## DIRECTIONS FOR THIS TASK
Copy the records below word for word, leaving every line unchanged.

******************************

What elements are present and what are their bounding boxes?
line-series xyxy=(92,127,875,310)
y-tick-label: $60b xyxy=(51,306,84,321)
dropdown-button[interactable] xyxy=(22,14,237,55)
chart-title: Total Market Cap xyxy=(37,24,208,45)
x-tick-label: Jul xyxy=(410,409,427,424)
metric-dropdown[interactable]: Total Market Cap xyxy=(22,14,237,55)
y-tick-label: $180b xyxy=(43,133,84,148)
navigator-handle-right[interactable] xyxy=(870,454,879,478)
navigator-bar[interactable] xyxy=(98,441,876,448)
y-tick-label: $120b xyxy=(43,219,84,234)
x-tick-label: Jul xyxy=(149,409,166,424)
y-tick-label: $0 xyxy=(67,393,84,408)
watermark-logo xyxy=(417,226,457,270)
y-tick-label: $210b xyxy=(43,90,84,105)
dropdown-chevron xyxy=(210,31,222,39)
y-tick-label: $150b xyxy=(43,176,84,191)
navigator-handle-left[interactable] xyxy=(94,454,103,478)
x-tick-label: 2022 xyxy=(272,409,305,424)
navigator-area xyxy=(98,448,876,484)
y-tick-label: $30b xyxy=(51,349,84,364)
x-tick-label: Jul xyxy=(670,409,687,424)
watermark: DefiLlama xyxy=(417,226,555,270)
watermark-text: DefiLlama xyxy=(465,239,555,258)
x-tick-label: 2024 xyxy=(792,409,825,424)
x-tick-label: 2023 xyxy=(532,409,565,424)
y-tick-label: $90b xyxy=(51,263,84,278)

******************************

## RESULT FOR THIS EXERCISE
What elements are present and what are their bounding boxes?
line-series xyxy=(92,127,875,310)
y-tick-label: $60b xyxy=(51,306,84,321)
dropdown-button[interactable] xyxy=(22,14,237,55)
chart-title: Total Market Cap xyxy=(37,24,208,45)
x-tick-label: Jul xyxy=(410,409,427,424)
metric-dropdown[interactable]: Total Market Cap xyxy=(22,14,237,55)
y-tick-label: $180b xyxy=(43,133,84,148)
navigator-handle-right[interactable] xyxy=(870,454,879,478)
navigator-bar[interactable] xyxy=(98,441,876,448)
y-tick-label: $120b xyxy=(43,219,84,234)
x-tick-label: Jul xyxy=(149,409,166,424)
y-tick-label: $0 xyxy=(67,393,84,408)
watermark-logo xyxy=(417,226,457,270)
y-tick-label: $210b xyxy=(43,90,84,105)
dropdown-chevron xyxy=(210,31,222,39)
y-tick-label: $150b xyxy=(43,176,84,191)
navigator-handle-left[interactable] xyxy=(94,454,103,478)
x-tick-label: 2022 xyxy=(272,409,305,424)
navigator-area xyxy=(98,448,876,484)
y-tick-label: $30b xyxy=(51,349,84,364)
x-tick-label: Jul xyxy=(670,409,687,424)
watermark: DefiLlama xyxy=(417,226,555,270)
watermark-text: DefiLlama xyxy=(465,239,555,258)
x-tick-label: 2024 xyxy=(792,409,825,424)
x-tick-label: 2023 xyxy=(532,409,565,424)
y-tick-label: $90b xyxy=(51,263,84,278)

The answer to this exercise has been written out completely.